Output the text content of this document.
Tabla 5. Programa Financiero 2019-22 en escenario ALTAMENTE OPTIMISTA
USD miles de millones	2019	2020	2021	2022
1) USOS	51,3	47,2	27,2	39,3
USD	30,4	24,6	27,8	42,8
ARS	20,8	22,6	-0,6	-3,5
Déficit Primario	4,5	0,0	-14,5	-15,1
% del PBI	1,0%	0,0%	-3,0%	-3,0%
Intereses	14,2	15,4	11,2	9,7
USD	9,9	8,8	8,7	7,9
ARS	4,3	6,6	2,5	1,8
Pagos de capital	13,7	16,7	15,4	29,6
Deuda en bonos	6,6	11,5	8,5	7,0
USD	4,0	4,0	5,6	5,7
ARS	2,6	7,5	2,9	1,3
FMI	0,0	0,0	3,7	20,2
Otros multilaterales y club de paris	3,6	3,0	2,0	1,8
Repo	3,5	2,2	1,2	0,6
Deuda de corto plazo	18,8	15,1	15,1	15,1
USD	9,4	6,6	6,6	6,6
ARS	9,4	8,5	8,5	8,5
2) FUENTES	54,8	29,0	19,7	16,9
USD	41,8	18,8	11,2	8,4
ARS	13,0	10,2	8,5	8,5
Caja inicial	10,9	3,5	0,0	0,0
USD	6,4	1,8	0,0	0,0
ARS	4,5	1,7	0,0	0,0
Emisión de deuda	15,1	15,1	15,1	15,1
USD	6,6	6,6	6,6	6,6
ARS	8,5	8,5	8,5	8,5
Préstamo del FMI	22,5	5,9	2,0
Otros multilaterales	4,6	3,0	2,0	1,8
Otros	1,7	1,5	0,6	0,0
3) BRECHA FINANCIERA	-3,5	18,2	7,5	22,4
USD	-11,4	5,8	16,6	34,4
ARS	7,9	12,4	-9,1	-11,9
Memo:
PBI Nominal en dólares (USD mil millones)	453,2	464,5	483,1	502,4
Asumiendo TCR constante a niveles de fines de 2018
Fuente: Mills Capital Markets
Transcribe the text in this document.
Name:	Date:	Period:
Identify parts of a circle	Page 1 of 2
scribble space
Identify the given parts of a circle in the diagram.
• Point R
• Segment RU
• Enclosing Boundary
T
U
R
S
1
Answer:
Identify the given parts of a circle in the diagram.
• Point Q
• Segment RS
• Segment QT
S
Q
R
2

...

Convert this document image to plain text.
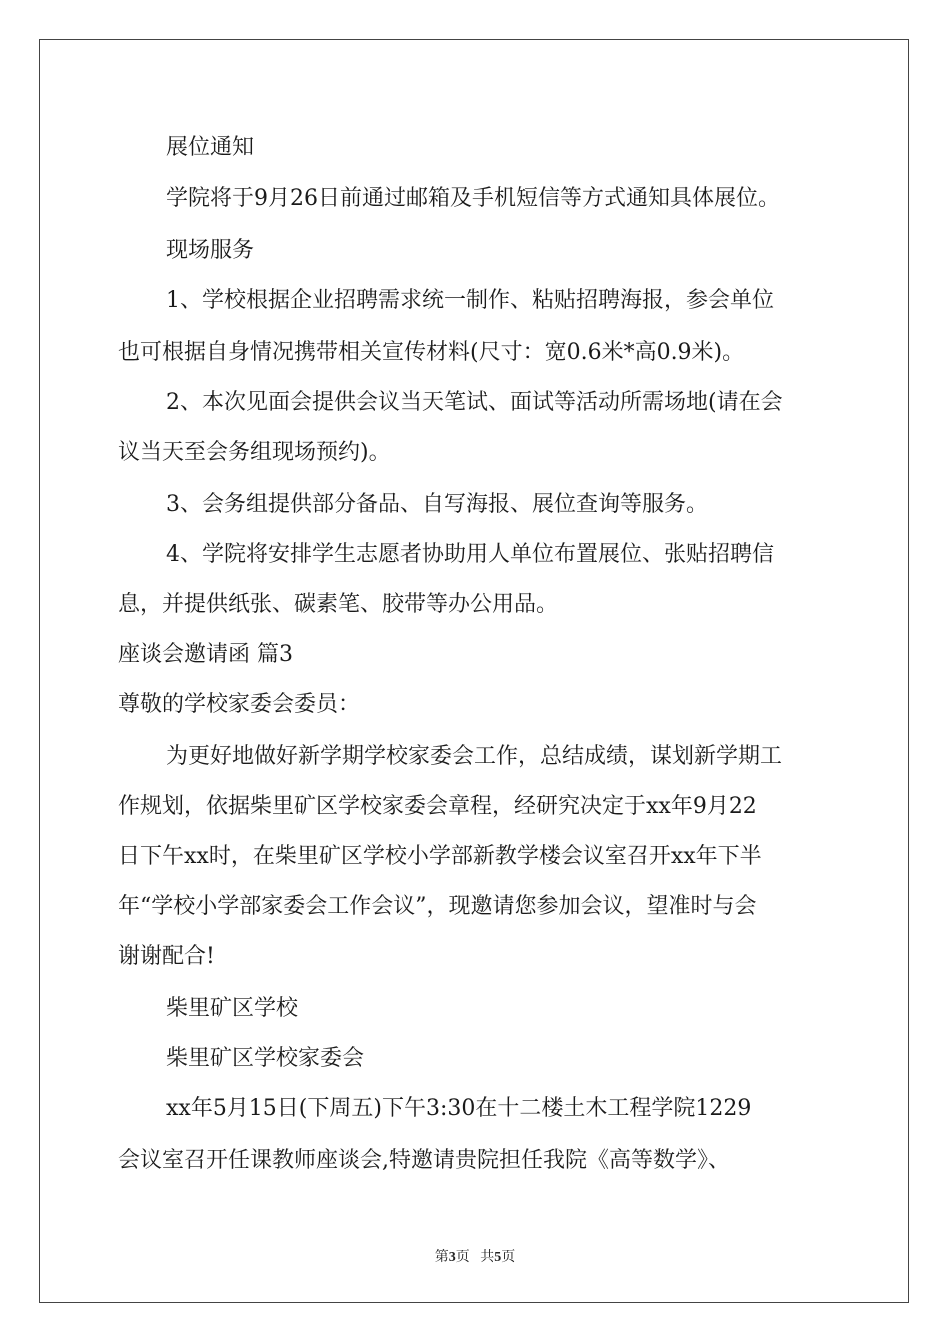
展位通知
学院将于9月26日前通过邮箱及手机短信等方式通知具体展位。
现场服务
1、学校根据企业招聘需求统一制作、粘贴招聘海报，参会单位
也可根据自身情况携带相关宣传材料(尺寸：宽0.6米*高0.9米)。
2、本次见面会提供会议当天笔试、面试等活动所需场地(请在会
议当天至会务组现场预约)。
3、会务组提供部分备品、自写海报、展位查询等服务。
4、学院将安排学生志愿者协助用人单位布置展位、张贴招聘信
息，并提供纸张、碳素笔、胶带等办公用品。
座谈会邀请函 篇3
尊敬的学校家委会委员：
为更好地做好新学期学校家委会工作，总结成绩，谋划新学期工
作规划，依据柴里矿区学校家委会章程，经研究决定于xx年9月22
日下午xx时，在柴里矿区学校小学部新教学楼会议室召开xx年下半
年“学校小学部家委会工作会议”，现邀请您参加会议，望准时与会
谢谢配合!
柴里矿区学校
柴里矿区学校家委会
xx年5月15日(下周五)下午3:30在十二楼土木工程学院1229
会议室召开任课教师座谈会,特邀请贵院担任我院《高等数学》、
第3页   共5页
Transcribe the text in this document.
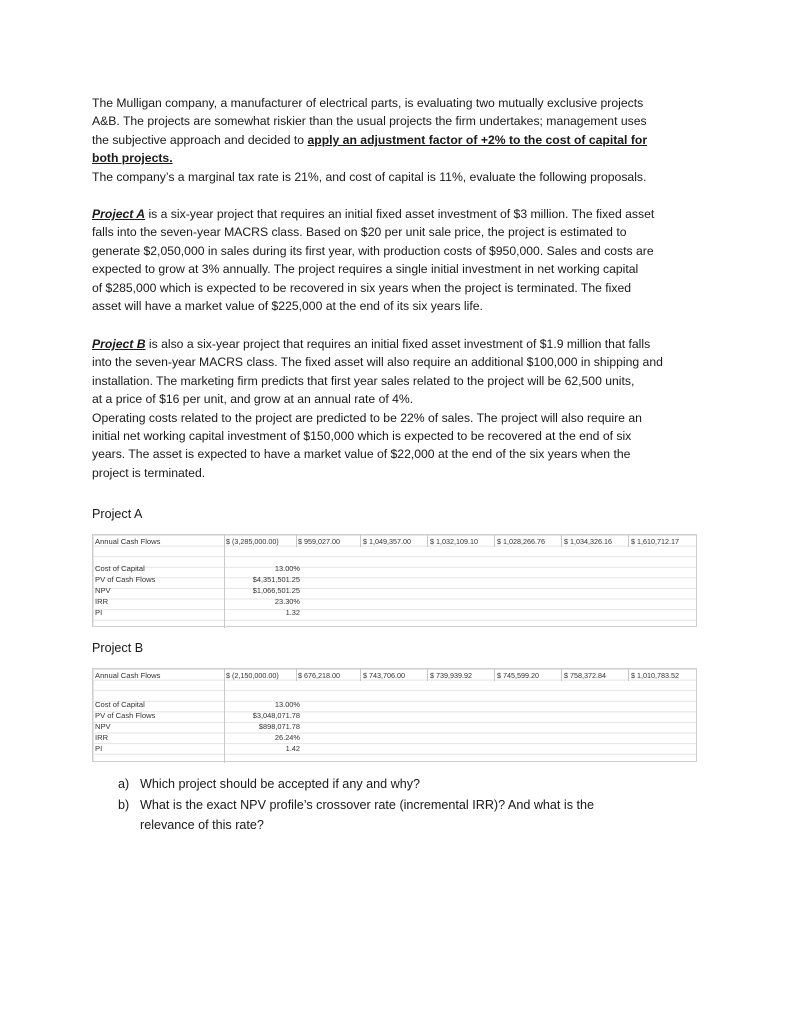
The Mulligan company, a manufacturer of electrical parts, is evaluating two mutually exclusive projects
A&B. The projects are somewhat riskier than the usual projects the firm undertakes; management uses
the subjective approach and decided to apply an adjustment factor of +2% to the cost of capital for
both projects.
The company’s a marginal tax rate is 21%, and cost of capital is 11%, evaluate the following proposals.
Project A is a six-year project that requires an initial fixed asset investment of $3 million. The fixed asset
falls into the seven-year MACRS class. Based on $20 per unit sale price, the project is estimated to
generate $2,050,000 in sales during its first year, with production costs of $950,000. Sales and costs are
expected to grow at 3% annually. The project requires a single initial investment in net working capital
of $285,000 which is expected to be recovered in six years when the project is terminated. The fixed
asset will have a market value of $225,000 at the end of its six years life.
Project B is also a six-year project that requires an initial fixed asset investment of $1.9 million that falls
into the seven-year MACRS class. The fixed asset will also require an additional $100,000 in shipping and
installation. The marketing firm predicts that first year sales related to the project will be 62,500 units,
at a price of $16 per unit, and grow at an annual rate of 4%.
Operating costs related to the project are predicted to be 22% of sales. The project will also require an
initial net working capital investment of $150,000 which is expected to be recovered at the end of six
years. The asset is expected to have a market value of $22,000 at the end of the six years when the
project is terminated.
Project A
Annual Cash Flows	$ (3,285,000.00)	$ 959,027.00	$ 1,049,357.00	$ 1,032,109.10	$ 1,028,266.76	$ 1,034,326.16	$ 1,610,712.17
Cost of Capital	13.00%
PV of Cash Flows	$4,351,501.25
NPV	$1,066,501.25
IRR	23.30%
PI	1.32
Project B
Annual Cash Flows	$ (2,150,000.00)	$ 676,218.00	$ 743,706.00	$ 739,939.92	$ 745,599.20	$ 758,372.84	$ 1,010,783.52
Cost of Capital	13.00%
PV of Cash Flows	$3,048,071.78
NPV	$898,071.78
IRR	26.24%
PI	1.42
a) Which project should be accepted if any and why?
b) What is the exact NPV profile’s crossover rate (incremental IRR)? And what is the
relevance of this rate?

◆ **WHAT IS NEEDED**: Gather each line of the listing containing the word "will" and show it.

◆ **RESULT OF THE TASK**:
asset will have a market value of $225,000 at the end of its six years life.
into the seven-year MACRS class. The fixed asset will also require an additional $100,000 in shipping and
installation. The marketing firm predicts that first year sales related to the project will be 62,500 units,
Operating costs related to the project are predicted to be 22% of sales. The project will also require an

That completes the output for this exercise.